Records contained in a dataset

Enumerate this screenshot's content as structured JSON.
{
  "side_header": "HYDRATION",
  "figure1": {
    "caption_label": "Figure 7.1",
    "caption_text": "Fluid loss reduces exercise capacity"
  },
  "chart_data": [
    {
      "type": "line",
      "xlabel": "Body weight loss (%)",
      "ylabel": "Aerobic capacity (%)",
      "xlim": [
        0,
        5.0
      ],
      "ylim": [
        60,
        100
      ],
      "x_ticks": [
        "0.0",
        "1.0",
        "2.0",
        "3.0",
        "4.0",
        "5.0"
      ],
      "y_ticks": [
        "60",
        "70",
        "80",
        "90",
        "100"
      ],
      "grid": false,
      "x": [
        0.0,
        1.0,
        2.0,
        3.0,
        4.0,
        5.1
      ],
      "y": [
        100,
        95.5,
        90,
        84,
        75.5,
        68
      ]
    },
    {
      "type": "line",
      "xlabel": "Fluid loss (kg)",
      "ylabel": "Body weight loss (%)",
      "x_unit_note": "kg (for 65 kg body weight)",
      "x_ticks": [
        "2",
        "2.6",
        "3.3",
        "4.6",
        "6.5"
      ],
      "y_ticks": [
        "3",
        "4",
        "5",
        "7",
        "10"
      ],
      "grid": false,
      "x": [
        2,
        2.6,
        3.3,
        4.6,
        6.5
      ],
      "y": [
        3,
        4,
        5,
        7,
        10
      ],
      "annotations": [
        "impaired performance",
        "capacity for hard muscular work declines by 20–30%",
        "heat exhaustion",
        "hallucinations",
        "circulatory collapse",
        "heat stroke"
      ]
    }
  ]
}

Written instruction
Copy all lines of the listing above that contain the string "ylabel".

Exercise response
      "ylabel": "Aerobic capacity (%)",
      "ylabel": "Body weight loss (%)",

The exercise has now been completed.